§ **WHAT TO PRODUCE**:
Wherever a line in the data below holds "this", copy that line.
-- Start --
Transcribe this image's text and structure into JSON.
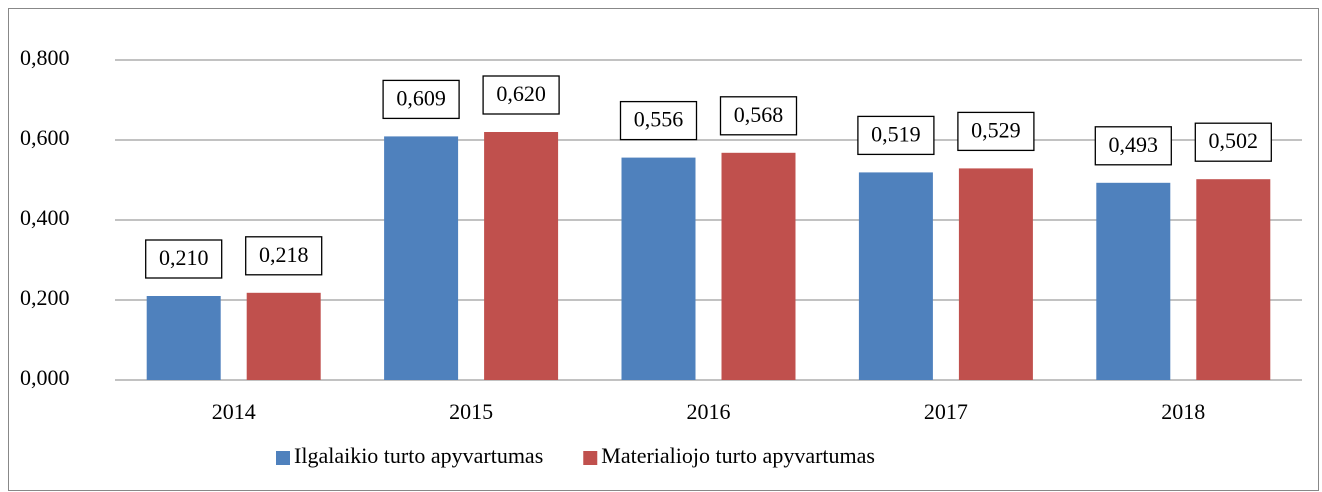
{
  "chart_data": {
    "type": "bar",
    "categories": [
      "2014",
      "2015",
      "2016",
      "2017",
      "2018"
    ],
    "series": [
      {
        "name": "Ilgalaikio turto apyvartumas",
        "color": "#4f81bd",
        "values": [
          0.21,
          0.609,
          0.556,
          0.519,
          0.493
        ],
        "value_labels": [
          "0,210",
          "0,609",
          "0,556",
          "0,519",
          "0,493"
        ]
      },
      {
        "name": "Materialiojo turto apyvartumas",
        "color": "#c0504d",
        "values": [
          0.218,
          0.62,
          0.568,
          0.529,
          0.502
        ],
        "value_labels": [
          "0,218",
          "0,620",
          "0,568",
          "0,529",
          "0,502"
        ]
      }
    ],
    "ylim": [
      0,
      0.8
    ],
    "yticks": [
      {
        "value": 0,
        "label": "0,000"
      },
      {
        "value": 0.2,
        "label": "0,200"
      },
      {
        "value": 0.4,
        "label": "0,400"
      },
      {
        "value": 0.6,
        "label": "0,600"
      },
      {
        "value": 0.8,
        "label": "0,800"
      }
    ],
    "grid": true,
    "legend": "bottom"
  }
}
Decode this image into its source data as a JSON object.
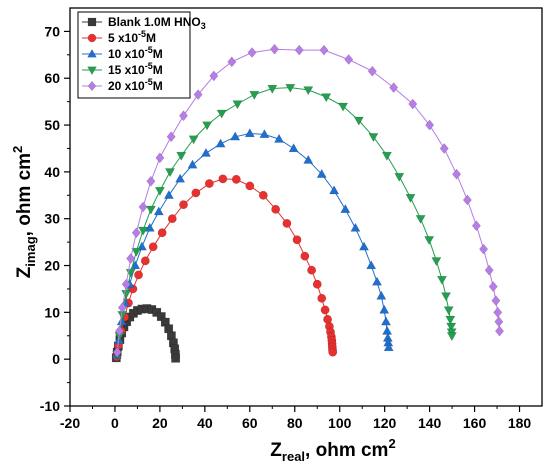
{
  "chart_data": {
    "type": "scatter",
    "title": "",
    "xlabel": {
      "main": "Z",
      "sub": "real",
      "rest": ", ohm cm",
      "sup": "2"
    },
    "ylabel": {
      "main": "Z",
      "sub": "imag",
      "rest": ", ohm cm",
      "sup": "2"
    },
    "xlim": [
      -20,
      190
    ],
    "ylim": [
      -10,
      75
    ],
    "xticks": [
      -20,
      0,
      20,
      40,
      60,
      80,
      100,
      120,
      140,
      160,
      180
    ],
    "yticks": [
      -10,
      0,
      10,
      20,
      30,
      40,
      50,
      60,
      70
    ],
    "grid": false,
    "legend_position": "top-left",
    "series": [
      {
        "name": "Blank 1.0M HNO",
        "name_sub": "3",
        "name_sup": "",
        "marker": "square",
        "color": "#3a3a3a",
        "x": [
          0.6,
          1.0,
          1.5,
          2.2,
          3.0,
          4.0,
          5.2,
          6.6,
          8.2,
          10.0,
          12.0,
          14.2,
          16.4,
          18.6,
          20.6,
          22.4,
          23.9,
          25.1,
          26.0,
          26.6,
          26.9,
          27.0
        ],
        "y": [
          0.3,
          1.5,
          2.8,
          4.2,
          5.6,
          6.9,
          8.0,
          9.0,
          9.8,
          10.4,
          10.7,
          10.8,
          10.6,
          10.0,
          9.1,
          7.9,
          6.5,
          5.0,
          3.5,
          2.2,
          1.0,
          0.2
        ]
      },
      {
        "name": "5 x10",
        "name_sub": "",
        "name_sup": "-5",
        "name_suffix": "M",
        "marker": "circle",
        "color": "#e8302f",
        "x": [
          0.8,
          1.6,
          2.8,
          4.3,
          6.0,
          8.0,
          10.5,
          13.5,
          17.0,
          21.0,
          25.5,
          30.5,
          36.0,
          42.0,
          48.0,
          54.0,
          60.0,
          66.0,
          71.5,
          76.5,
          81.0,
          84.5,
          87.5,
          90.0,
          92.0,
          93.5,
          94.6,
          95.4,
          95.9,
          96.3,
          96.5,
          96.6,
          96.7,
          96.8,
          96.9
        ],
        "y": [
          0.5,
          3.0,
          6.0,
          9.0,
          12.0,
          15.0,
          18.0,
          21.0,
          24.0,
          27.0,
          30.0,
          33.0,
          35.5,
          37.5,
          38.5,
          38.4,
          37.0,
          35.0,
          32.0,
          29.0,
          25.5,
          22.0,
          19.0,
          16.0,
          13.0,
          10.5,
          8.5,
          7.0,
          5.8,
          4.8,
          4.0,
          3.3,
          2.6,
          2.0,
          1.5
        ]
      },
      {
        "name": "10 x10",
        "name_sub": "",
        "name_sup": "-5",
        "name_suffix": "M",
        "marker": "triangle-up",
        "color": "#1f6fd1",
        "x": [
          0.8,
          1.8,
          3.0,
          4.5,
          6.5,
          9.0,
          12.0,
          15.5,
          19.5,
          24.0,
          29.0,
          34.5,
          40.5,
          47.0,
          53.5,
          60.0,
          66.5,
          73.0,
          79.5,
          86.0,
          92.0,
          97.5,
          102.5,
          107.0,
          110.8,
          114.0,
          116.6,
          118.5,
          119.8,
          120.6,
          121.1,
          121.4,
          121.6,
          121.8
        ],
        "y": [
          0.8,
          4.0,
          8.0,
          12.0,
          16.0,
          20.0,
          24.0,
          28.0,
          31.5,
          35.0,
          38.5,
          41.5,
          44.0,
          46.0,
          47.5,
          48.2,
          48.0,
          47.0,
          45.0,
          42.5,
          39.5,
          36.0,
          32.0,
          28.0,
          24.0,
          20.0,
          16.5,
          13.5,
          10.5,
          8.0,
          6.0,
          4.5,
          3.5,
          2.5
        ]
      },
      {
        "name": "15 x10",
        "name_sub": "",
        "name_sup": "-5",
        "name_suffix": "M",
        "marker": "triangle-down",
        "color": "#22a04f",
        "x": [
          1.0,
          2.0,
          3.3,
          5.0,
          7.0,
          9.5,
          12.5,
          16.0,
          20.0,
          24.5,
          29.5,
          35.0,
          41.0,
          47.5,
          54.5,
          62.0,
          70.0,
          78.0,
          86.0,
          94.0,
          101.5,
          108.5,
          115.0,
          121.0,
          126.5,
          131.5,
          136.0,
          139.8,
          143.0,
          145.5,
          147.3,
          148.5,
          149.2,
          149.6,
          149.8,
          149.9
        ],
        "y": [
          1.0,
          5.0,
          9.5,
          14.0,
          18.5,
          23.0,
          27.5,
          32.0,
          36.0,
          40.0,
          43.5,
          47.0,
          50.0,
          52.5,
          54.5,
          56.5,
          57.8,
          58.0,
          57.5,
          56.0,
          54.0,
          51.0,
          47.5,
          43.5,
          39.0,
          34.5,
          30.0,
          25.5,
          21.0,
          17.0,
          13.5,
          10.5,
          8.5,
          7.0,
          5.8,
          5.0
        ]
      },
      {
        "name": "20 x10",
        "name_sub": "",
        "name_sup": "-5",
        "name_suffix": "M",
        "marker": "diamond",
        "color": "#b77de6",
        "x": [
          1.0,
          2.0,
          3.3,
          5.0,
          7.0,
          9.5,
          12.5,
          16.0,
          20.0,
          25.0,
          30.5,
          37.0,
          44.0,
          52.0,
          61.0,
          71.0,
          82.0,
          93.0,
          104.0,
          114.5,
          124.0,
          132.5,
          140.0,
          146.5,
          152.0,
          156.8,
          160.8,
          164.0,
          166.5,
          168.3,
          169.5,
          170.3,
          170.8,
          171.1
        ],
        "y": [
          1.5,
          6.0,
          11.0,
          16.0,
          21.5,
          27.0,
          32.5,
          38.0,
          43.0,
          47.5,
          52.0,
          56.5,
          60.5,
          63.5,
          65.5,
          66.2,
          66.0,
          66.0,
          64.0,
          61.5,
          58.0,
          54.5,
          50.0,
          45.0,
          39.5,
          34.0,
          28.5,
          23.5,
          19.0,
          15.5,
          12.5,
          10.0,
          8.0,
          6.0
        ]
      }
    ]
  }
}
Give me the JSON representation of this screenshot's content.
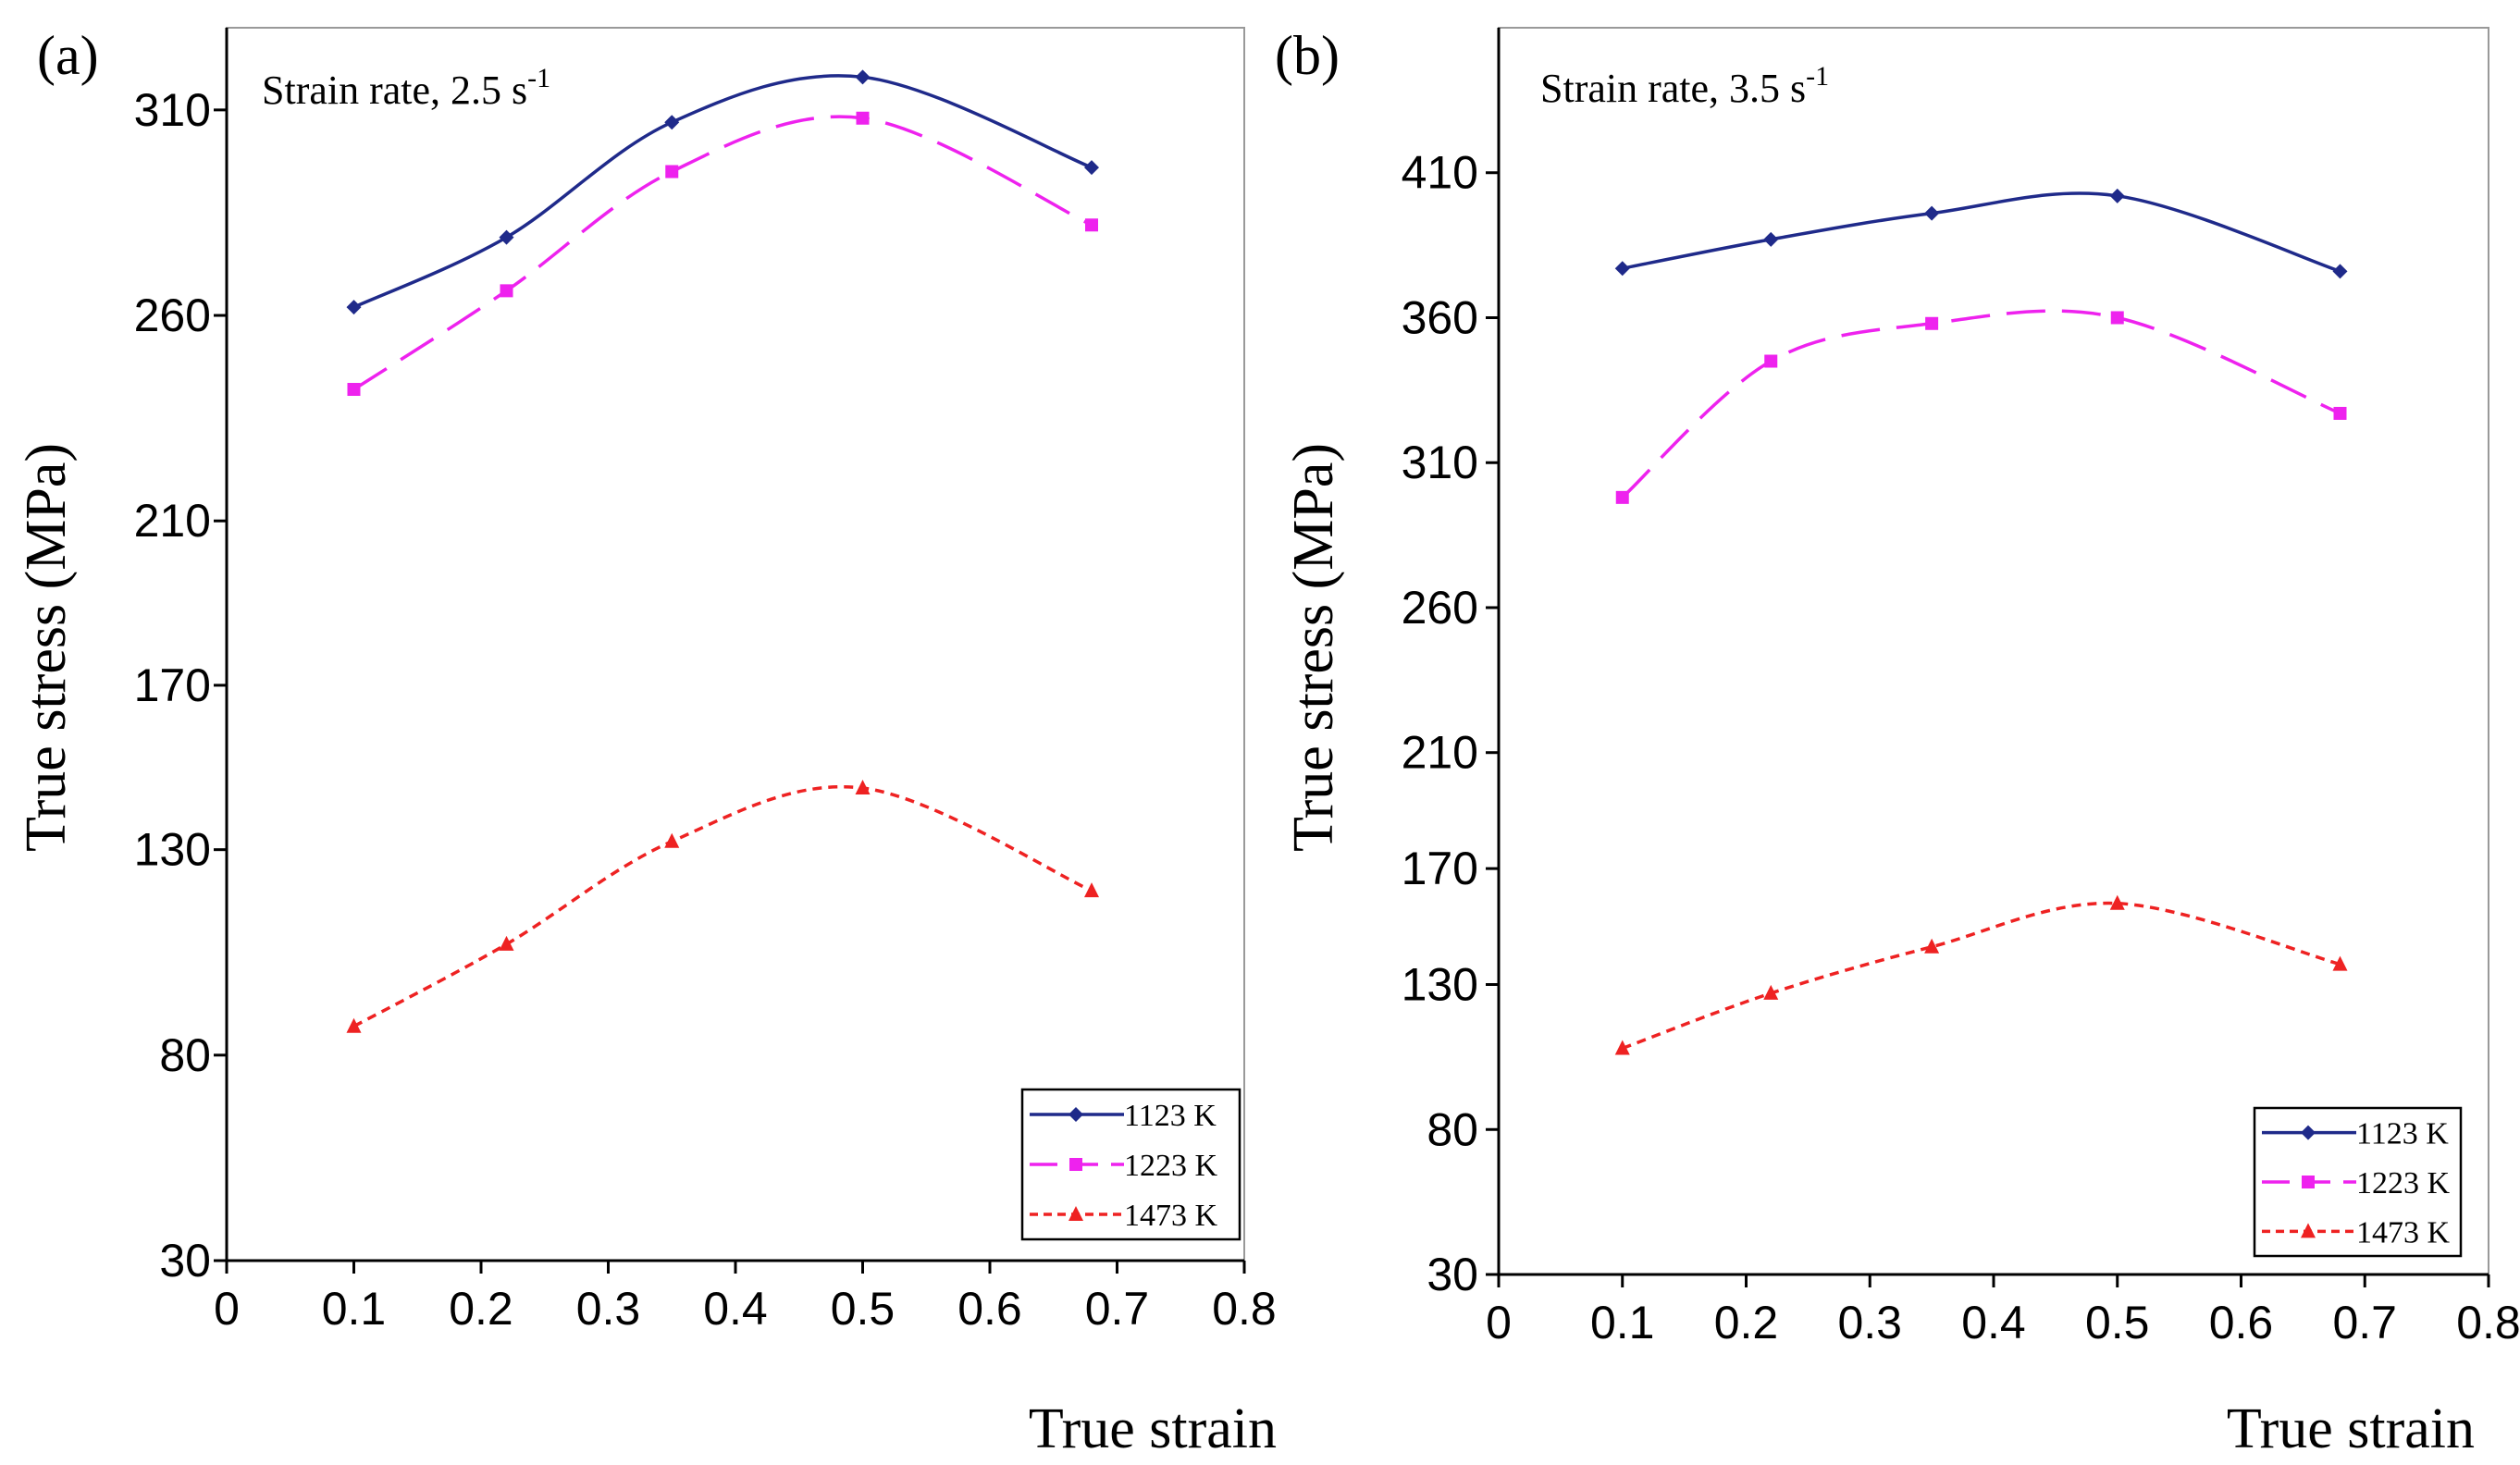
{
  "chart_data": [
    {
      "type": "line",
      "panel_label": "(a)",
      "annotation": "Strain rate, 2.5 s",
      "annotation_superscript": "-1",
      "xlabel": "True strain",
      "ylabel": "True stress (MPa)",
      "xlim": [
        0,
        0.8
      ],
      "ylim": [
        30,
        330
      ],
      "x_ticks": [
        0,
        0.1,
        0.2,
        0.3,
        0.4,
        0.5,
        0.6,
        0.7,
        0.8
      ],
      "x_tick_labels": [
        "0",
        "0.1",
        "0.2",
        "0.3",
        "0.4",
        "0.5",
        "0.6",
        "0.7",
        "0.8"
      ],
      "y_ticks": [
        30,
        80,
        130,
        170,
        210,
        260,
        310
      ],
      "y_tick_labels": [
        "30",
        "80",
        "130",
        "170",
        "210",
        "260",
        "310"
      ],
      "grid": false,
      "legend_position": "bottom-right",
      "x": [
        0.1,
        0.22,
        0.35,
        0.5,
        0.68
      ],
      "series": [
        {
          "name": "1123 K",
          "color": "#1f2a8a",
          "marker": "diamond",
          "dash": "solid",
          "values": [
            262,
            279,
            307,
            318,
            296
          ]
        },
        {
          "name": "1223 K",
          "color": "#ee22ee",
          "marker": "square",
          "dash": "long-dash",
          "values": [
            242,
            266,
            295,
            308,
            282
          ]
        },
        {
          "name": "1473 K",
          "color": "#ee2222",
          "marker": "triangle",
          "dash": "short-dash",
          "values": [
            87,
            107,
            132,
            145,
            120
          ]
        }
      ]
    },
    {
      "type": "line",
      "panel_label": "(b)",
      "annotation": "Strain rate, 3.5 s",
      "annotation_superscript": "-1",
      "xlabel": "True strain",
      "ylabel": "True stress (MPa)",
      "xlim": [
        0,
        0.8
      ],
      "ylim": [
        30,
        460
      ],
      "x_ticks": [
        0,
        0.1,
        0.2,
        0.3,
        0.4,
        0.5,
        0.6,
        0.7,
        0.8
      ],
      "x_tick_labels": [
        "0",
        "0.1",
        "0.2",
        "0.3",
        "0.4",
        "0.5",
        "0.6",
        "0.7",
        "0.8"
      ],
      "y_ticks": [
        30,
        80,
        130,
        170,
        210,
        260,
        310,
        360,
        410
      ],
      "y_tick_labels": [
        "30",
        "80",
        "130",
        "170",
        "210",
        "260",
        "310",
        "360",
        "410"
      ],
      "grid": false,
      "legend_position": "bottom-right",
      "x": [
        0.1,
        0.22,
        0.35,
        0.5,
        0.68
      ],
      "series": [
        {
          "name": "1123 K",
          "color": "#1f2a8a",
          "marker": "diamond",
          "dash": "solid",
          "values": [
            377,
            387,
            396,
            402,
            376
          ]
        },
        {
          "name": "1223 K",
          "color": "#ee22ee",
          "marker": "square",
          "dash": "long-dash",
          "values": [
            298,
            345,
            358,
            360,
            327
          ]
        },
        {
          "name": "1473 K",
          "color": "#ee2222",
          "marker": "triangle",
          "dash": "short-dash",
          "values": [
            108,
            127,
            143,
            158,
            137
          ]
        }
      ]
    }
  ]
}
-- End --
§ **REPLY TO THE TASK**:
Transcribe this image's text and structure into JSON.
Decode this image into its source data as a JSON object.
Give me the JSON representation of this screenshot's content.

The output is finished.